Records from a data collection
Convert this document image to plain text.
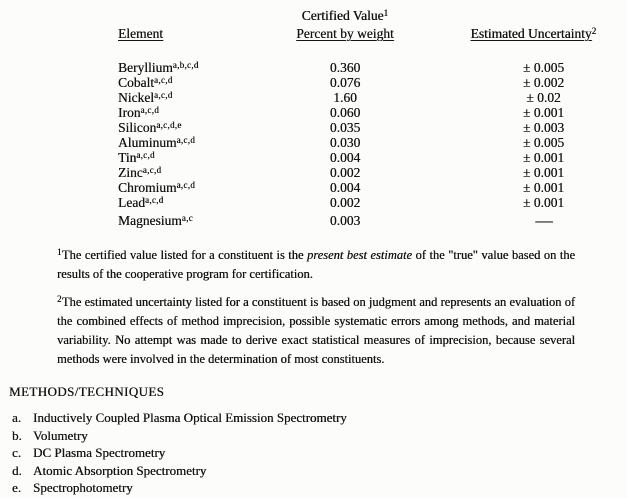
Certified Value$^1$
Element	Percent by weight	Estimated Uncertainty$^2$
Beryllium$^{a,b,c,d}$	0.360	± 0.005
Cobalt$^{a,c,d}$	0.076	± 0.002
Nickel$^{a,c,d}$	1.60	± 0.02
Iron$^{a,c,d}$	0.060	± 0.001
Silicon$^{a,c,d,e}$	0.035	± 0.003
Aluminum$^{a,c,d}$	0.030	± 0.005
Tin$^{a,c,d}$	0.004	± 0.001
Zinc$^{a,c,d}$	0.002	± 0.001
Chromium$^{a,c,d}$	0.004	± 0.001
Lead$^{a,c,d}$	0.002	± 0.001
Magnesium$^{a,c}$	0.003	-----
$^1$The certified value listed for a constituent is the present best estimate of the "true" value based on the results of the cooperative program for certification.
$^2$The estimated uncertainty listed for a constituent is based on judgment and represents an evaluation of the combined effects of method imprecision, possible systematic errors among methods, and material variability. No attempt was made to derive exact statistical measures of imprecision, because several methods were involved in the determination of most constituents.
METHODS/TECHNIQUES
a. Inductively Coupled Plasma Optical Emission Spectrometry
b. Volumetry
c. DC Plasma Spectrometry
d. Atomic Absorption Spectrometry
e. Spectrophotometry
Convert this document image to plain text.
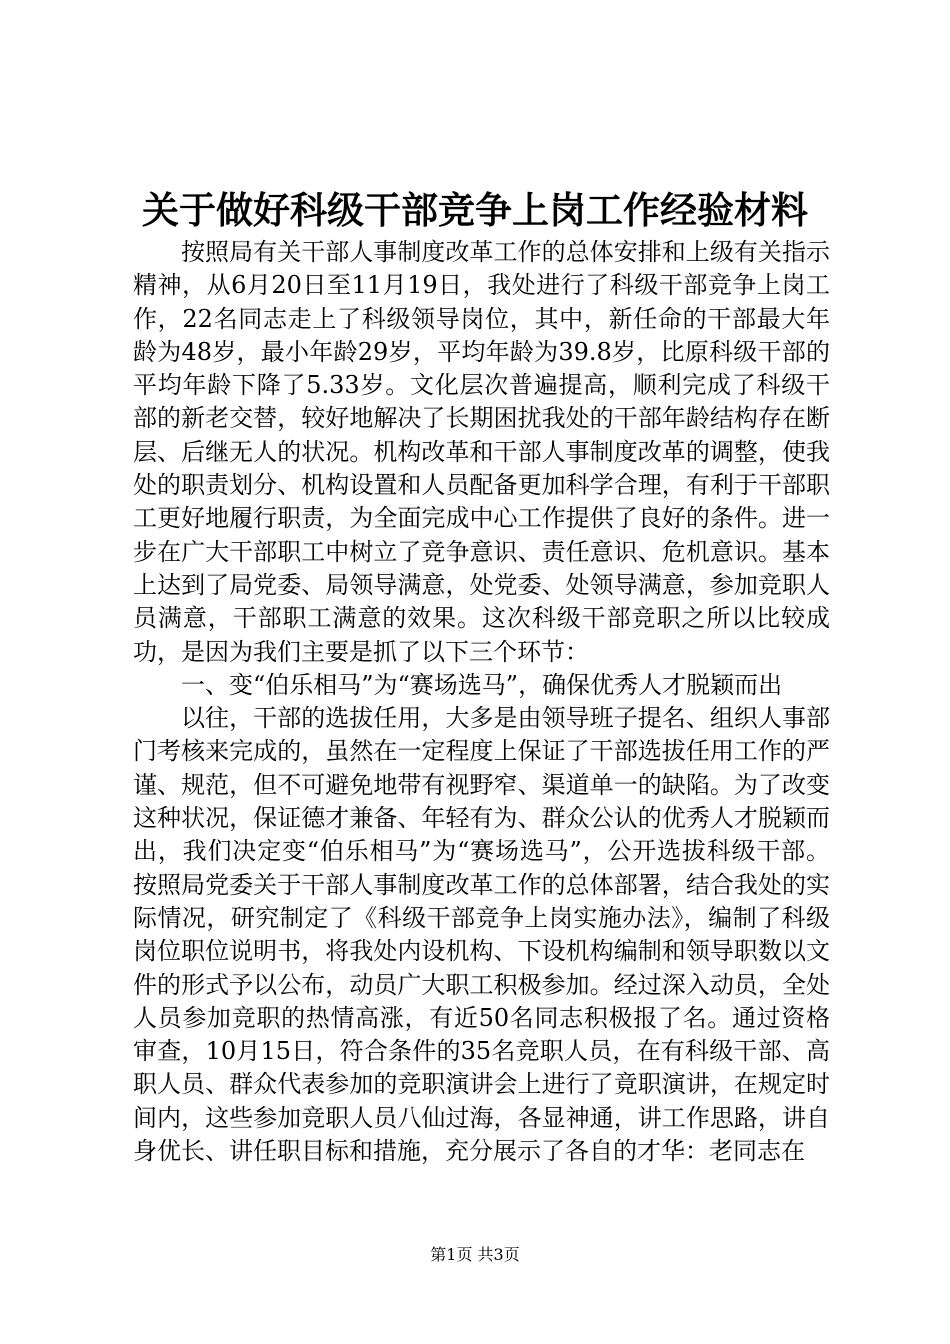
关于做好科级干部竞争上岗工作经验材料

按照局有关干部人事制度改革工作的总体安排和上级有关指示精神，从6月20日至11月19日，我处进行了科级干部竞争上岗工作，22名同志走上了科级领导岗位，其中，新任命的干部最大年龄为48岁，最小年龄29岁，平均年龄为39.8岁，比原科级干部的平均年龄下降了5.33岁。文化层次普遍提高，顺利完成了科级干部的新老交替，较好地解决了长期困扰我处的干部年龄结构存在断层、后继无人的状况。机构改革和干部人事制度改革的调整，使我处的职责划分、机构设置和人员配备更加科学合理，有利于干部职工更好地履行职责，为全面完成中心工作提供了良好的条件。进一步在广大干部职工中树立了竞争意识、责任意识、危机意识。基本上达到了局党委、局领导满意，处党委、处领导满意，参加竞职人员满意，干部职工满意的效果。这次科级干部竞职之所以比较成功，是因为我们主要是抓了以下三个环节：

一、变“伯乐相马”为“赛场选马”，确保优秀人才脱颖而出

以往，干部的选拔任用，大多是由领导班子提名、组织人事部门考核来完成的，虽然在一定程度上保证了干部选拔任用工作的严谨、规范，但不可避免地带有视野窄、渠道单一的缺陷。为了改变这种状况，保证德才兼备、年轻有为、群众公认的优秀人才脱颖而出，我们决定变“伯乐相马”为“赛场选马”，公开选拔科级干部。按照局党委关于干部人事制度改革工作的总体部署，结合我处的实际情况，研究制定了《科级干部竞争上岗实施办法》，编制了科级岗位职位说明书，将我处内设机构、下设机构编制和领导职数以文件的形式予以公布，动员广大职工积极参加。经过深入动员，全处人员参加竞职的热情高涨，有近50名同志积极报了名。通过资格审查，10月15日，符合条件的35名竞职人员，在有科级干部、高职人员、群众代表参加的竞职演讲会上进行了竟职演讲，在规定时间内，这些参加竞职人员八仙过海，各显神通，讲工作思路，讲自身优长、讲任职目标和措施，充分展示了各自的才华：老同志在

第1页 共3页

YOUR OBJECTIVE
Skip the images and write out the rest of the listing exactly.

WRITTEN ANSWER
Convert this document image to plain text.
Certified Value$^1$
Element	Percent by weight	Estimated Uncertainty$^2$
Beryllium$^{a,b,c,d}$	0.360	± 0.005
Cobalt$^{a,c,d}$	0.076	± 0.002
Nickel$^{a,c,d}$	1.60	± 0.02
Iron$^{a,c,d}$	0.060	± 0.001
Silicon$^{a,c,d,e}$	0.035	± 0.003
Aluminum$^{a,c,d}$	0.030	± 0.005
Tin$^{a,c,d}$	0.004	± 0.001
Zinc$^{a,c,d}$	0.002	± 0.001
Chromium$^{a,c,d}$	0.004	± 0.001
Lead$^{a,c,d}$	0.002	± 0.001
Magnesium$^{a,c}$	0.003	-----
$^1$The certified value listed for a constituent is the present best estimate of the "true" value based on the results of the cooperative program for certification.
$^2$The estimated uncertainty listed for a constituent is based on judgment and represents an evaluation of the combined effects of method imprecision, possible systematic errors among methods, and material variability. No attempt was made to derive exact statistical measures of imprecision, because several methods were involved in the determination of most constituents.
METHODS/TECHNIQUES
a. Inductively Coupled Plasma Optical Emission Spectrometry
b. Volumetry
c. DC Plasma Spectrometry
d. Atomic Absorption Spectrometry
e. Spectrophotometry
Convert this document image to plain text.
关于做好科级干部竞争上岗工作经验材料

按照局有关干部人事制度改革工作的总体安排和上级有关指示精神，从6月20日至11月19日，我处进行了科级干部竞争上岗工作，22名同志走上了科级领导岗位，其中，新任命的干部最大年龄为48岁，最小年龄29岁，平均年龄为39.8岁，比原科级干部的平均年龄下降了5.33岁。文化层次普遍提高，顺利完成了科级干部的新老交替，较好地解决了长期困扰我处的干部年龄结构存在断层、后继无人的状况。机构改革和干部人事制度改革的调整，使我处的职责划分、机构设置和人员配备更加科学合理，有利于干部职工更好地履行职责，为全面完成中心工作提供了良好的条件。进一步在广大干部职工中树立了竞争意识、责任意识、危机意识。基本上达到了局党委、局领导满意，处党委、处领导满意，参加竞职人员满意，干部职工满意的效果。这次科级干部竞职之所以比较成功，是因为我们主要是抓了以下三个环节：

一、变“伯乐相马”为“赛场选马”，确保优秀人才脱颖而出

以往，干部的选拔任用，大多是由领导班子提名、组织人事部门考核来完成的，虽然在一定程度上保证了干部选拔任用工作的严谨、规范，但不可避免地带有视野窄、渠道单一的缺陷。为了改变这种状况，保证德才兼备、年轻有为、群众公认的优秀人才脱颖而出，我们决定变“伯乐相马”为“赛场选马”，公开选拔科级干部。按照局党委关于干部人事制度改革工作的总体部署，结合我处的实际情况，研究制定了《科级干部竞争上岗实施办法》，编制了科级岗位职位说明书，将我处内设机构、下设机构编制和领导职数以文件的形式予以公布，动员广大职工积极参加。经过深入动员，全处人员参加竞职的热情高涨，有近50名同志积极报了名。通过资格审查，10月15日，符合条件的35名竞职人员，在有科级干部、高职人员、群众代表参加的竞职演讲会上进行了竟职演讲，在规定时间内，这些参加竞职人员八仙过海，各显神通，讲工作思路，讲自身优长、讲任职目标和措施，充分展示了各自的才华：老同志在

第1页 共3页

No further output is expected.